Records from a data source:
******

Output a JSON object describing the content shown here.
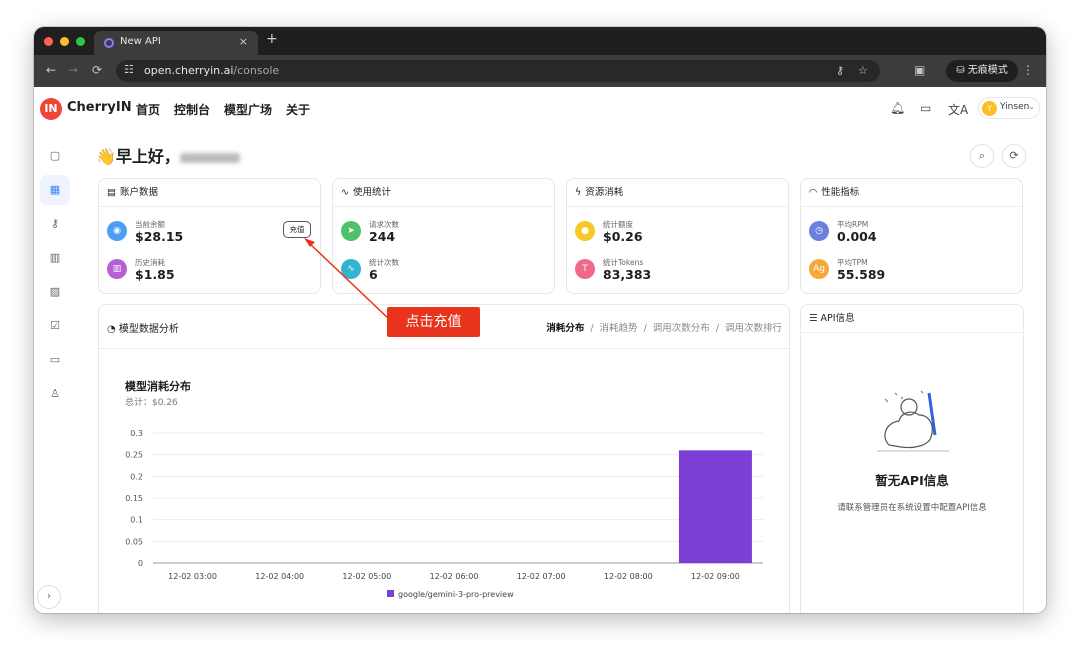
{
  "browser": {
    "tab_title": "New API",
    "tab_close": "×",
    "new_tab": "+",
    "url_host": "open.cherryin.ai",
    "url_path": "/console",
    "incognito_label": "无痕模式"
  },
  "header": {
    "logo_text": "IN",
    "brand": "CherryIN",
    "nav": [
      "首页",
      "控制台",
      "模型广场",
      "关于"
    ],
    "user_initial": "Y",
    "user_name": "Yinsen"
  },
  "greeting": "👋早上好，",
  "cards": {
    "account": {
      "title": "账户数据",
      "current_balance_label": "当前余额",
      "current_balance": "$28.15",
      "history_label": "历史消耗",
      "history_value": "$1.85",
      "recharge_label": "充值"
    },
    "usage": {
      "title": "使用统计",
      "requests_label": "请求次数",
      "requests_value": "244",
      "stat_count_label": "统计次数",
      "stat_count_value": "6"
    },
    "resource": {
      "title": "资源消耗",
      "quota_label": "统计额度",
      "quota_value": "$0.26",
      "tokens_label": "统计Tokens",
      "tokens_value": "83,383"
    },
    "performance": {
      "title": "性能指标",
      "rpm_label": "平均RPM",
      "rpm_value": "0.004",
      "tpm_label": "平均TPM",
      "tpm_value": "55.589"
    }
  },
  "analysis": {
    "title": "模型数据分析",
    "tabs": [
      "消耗分布",
      "消耗趋势",
      "调用次数分布",
      "调用次数排行"
    ],
    "tab_separator": "/",
    "chart_title": "模型消耗分布",
    "chart_total": "总计：$0.26"
  },
  "api_panel": {
    "title": "API信息",
    "empty_title": "暂无API信息",
    "empty_desc": "请联系管理员在系统设置中配置API信息"
  },
  "annotation": {
    "text": "点击充值"
  },
  "colors": {
    "bar": "#7b3fd6",
    "accent": "#3b82f6",
    "annotation": "#e8341c"
  },
  "chart_data": {
    "type": "bar",
    "categories": [
      "12-02 03:00",
      "12-02 04:00",
      "12-02 05:00",
      "12-02 06:00",
      "12-02 07:00",
      "12-02 08:00",
      "12-02 09:00"
    ],
    "series": [
      {
        "name": "google/gemini-3-pro-preview",
        "values": [
          0,
          0,
          0,
          0,
          0,
          0,
          0.26
        ]
      }
    ],
    "yticks": [
      "0",
      "0.05",
      "0.1",
      "0.15",
      "0.2",
      "0.25",
      "0.3"
    ],
    "ylim": [
      0,
      0.3
    ],
    "title": "模型消耗分布",
    "legend": "bottom-center",
    "grid": true
  }
}
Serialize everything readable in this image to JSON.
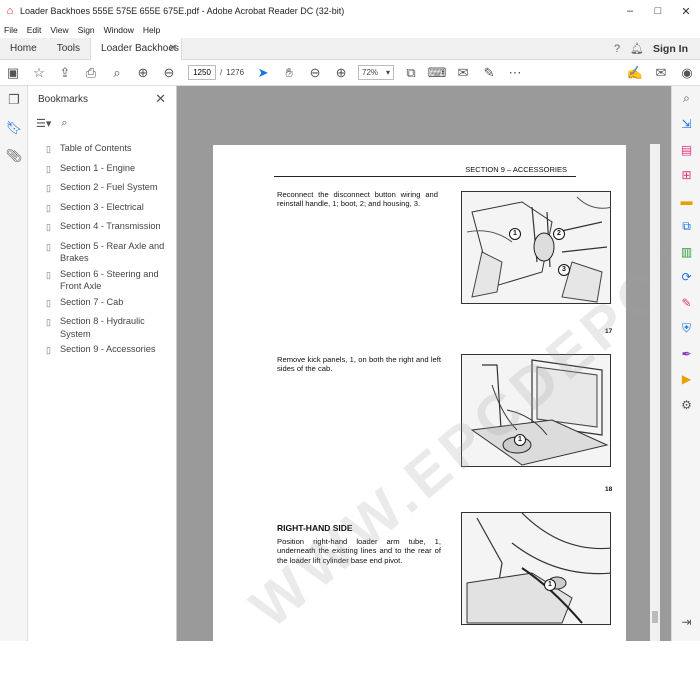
{
  "window": {
    "title": "Loader Backhoes 555E 575E 655E 675E.pdf - Adobe Acrobat Reader DC (32-bit)",
    "minimize": "–",
    "maximize": "□",
    "close": "✕"
  },
  "menu": [
    "File",
    "Edit",
    "View",
    "Sign",
    "Window",
    "Help"
  ],
  "tabs": {
    "home": "Home",
    "tools": "Tools",
    "document": "Loader Backhoes 5...",
    "signin": "Sign In"
  },
  "toolbar": {
    "page_current": "1250",
    "page_separator": "/",
    "page_total": "1276",
    "zoom": "72%"
  },
  "bookmarks": {
    "title": "Bookmarks",
    "items": [
      "Table of Contents",
      "Section 1 - Engine",
      "Section 2 - Fuel System",
      "Section 3 - Electrical",
      "Section 4 - Transmission",
      "Section 5 - Rear Axle and Brakes",
      "Section 6 - Steering and Front Axle",
      "Section 7 - Cab",
      "Section 8 - Hydraulic System",
      "Section 9 - Accessories"
    ]
  },
  "page": {
    "header": "SECTION 9 – ACCESSORIES",
    "para1": "Reconnect the disconnect button wiring and reinstall handle, 1; boot, 2; and housing, 3.",
    "fig1_num": "17",
    "para2": "Remove kick panels, 1, on both the right and left sides of the cab.",
    "fig2_num": "18",
    "heading3": "RIGHT-HAND SIDE",
    "para3": "Position right-hand loader arm tube, 1, underneath the existing lines and to the rear of the loader lift cylinder base end pivot.",
    "callouts": {
      "a": "1",
      "b": "2",
      "c": "3",
      "d": "1",
      "e": "1"
    },
    "watermark": "WWW.EPCDEPOT.COM"
  },
  "colors": {
    "accent": "#1473e6",
    "canvas": "#9a9a9a"
  }
}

******

Task requirements:
Quote the material word for word, dropping any images it holds.

Correct result:
Output a JSON object describing the content shown here.
{
  "browser": {
    "tab_title": "New API",
    "tab_close": "×",
    "new_tab": "+",
    "url_host": "open.cherryin.ai",
    "url_path": "/console",
    "incognito_label": "无痕模式"
  },
  "header": {
    "logo_text": "IN",
    "brand": "CherryIN",
    "nav": [
      "首页",
      "控制台",
      "模型广场",
      "关于"
    ],
    "user_initial": "Y",
    "user_name": "Yinsen"
  },
  "greeting": "👋早上好，",
  "cards": {
    "account": {
      "title": "账户数据",
      "current_balance_label": "当前余额",
      "current_balance": "$28.15",
      "history_label": "历史消耗",
      "history_value": "$1.85",
      "recharge_label": "充值"
    },
    "usage": {
      "title": "使用统计",
      "requests_label": "请求次数",
      "requests_value": "244",
      "stat_count_label": "统计次数",
      "stat_count_value": "6"
    },
    "resource": {
      "title": "资源消耗",
      "quota_label": "统计额度",
      "quota_value": "$0.26",
      "tokens_label": "统计Tokens",
      "tokens_value": "83,383"
    },
    "performance": {
      "title": "性能指标",
      "rpm_label": "平均RPM",
      "rpm_value": "0.004",
      "tpm_label": "平均TPM",
      "tpm_value": "55.589"
    }
  },
  "analysis": {
    "title": "模型数据分析",
    "tabs": [
      "消耗分布",
      "消耗趋势",
      "调用次数分布",
      "调用次数排行"
    ],
    "tab_separator": "/",
    "chart_title": "模型消耗分布",
    "chart_total": "总计：$0.26"
  },
  "api_panel": {
    "title": "API信息",
    "empty_title": "暂无API信息",
    "empty_desc": "请联系管理员在系统设置中配置API信息"
  },
  "annotation": {
    "text": "点击充值"
  },
  "colors": {
    "bar": "#7b3fd6",
    "accent": "#3b82f6",
    "annotation": "#e8341c"
  },
  "chart_data": {
    "type": "bar",
    "categories": [
      "12-02 03:00",
      "12-02 04:00",
      "12-02 05:00",
      "12-02 06:00",
      "12-02 07:00",
      "12-02 08:00",
      "12-02 09:00"
    ],
    "series": [
      {
        "name": "google/gemini-3-pro-preview",
        "values": [
          0,
          0,
          0,
          0,
          0,
          0,
          0.26
        ]
      }
    ],
    "yticks": [
      "0",
      "0.05",
      "0.1",
      "0.15",
      "0.2",
      "0.25",
      "0.3"
    ],
    "ylim": [
      0,
      0.3
    ],
    "title": "模型消耗分布",
    "legend": "bottom-center",
    "grid": true
  }
}
Serialize everything readable in this image to JSON.
{
  "window": {
    "title": "Loader Backhoes 555E 575E 655E 675E.pdf - Adobe Acrobat Reader DC (32-bit)",
    "minimize": "–",
    "maximize": "□",
    "close": "✕"
  },
  "menu": [
    "File",
    "Edit",
    "View",
    "Sign",
    "Window",
    "Help"
  ],
  "tabs": {
    "home": "Home",
    "tools": "Tools",
    "document": "Loader Backhoes 5...",
    "signin": "Sign In"
  },
  "toolbar": {
    "page_current": "1250",
    "page_separator": "/",
    "page_total": "1276",
    "zoom": "72%"
  },
  "bookmarks": {
    "title": "Bookmarks",
    "items": [
      "Table of Contents",
      "Section 1 - Engine",
      "Section 2 - Fuel System",
      "Section 3 - Electrical",
      "Section 4 - Transmission",
      "Section 5 - Rear Axle and Brakes",
      "Section 6 - Steering and Front Axle",
      "Section 7 - Cab",
      "Section 8 - Hydraulic System",
      "Section 9 - Accessories"
    ]
  },
  "page": {
    "header": "SECTION 9 – ACCESSORIES",
    "para1": "Reconnect the disconnect button wiring and reinstall handle, 1; boot, 2; and housing, 3.",
    "fig1_num": "17",
    "para2": "Remove kick panels, 1, on both the right and left sides of the cab.",
    "fig2_num": "18",
    "heading3": "RIGHT-HAND SIDE",
    "para3": "Position right-hand loader arm tube, 1, underneath the existing lines and to the rear of the loader lift cylinder base end pivot.",
    "callouts": {
      "a": "1",
      "b": "2",
      "c": "3",
      "d": "1",
      "e": "1"
    },
    "watermark": "WWW.EPCDEPOT.COM"
  },
  "colors": {
    "accent": "#1473e6",
    "canvas": "#9a9a9a"
  }
}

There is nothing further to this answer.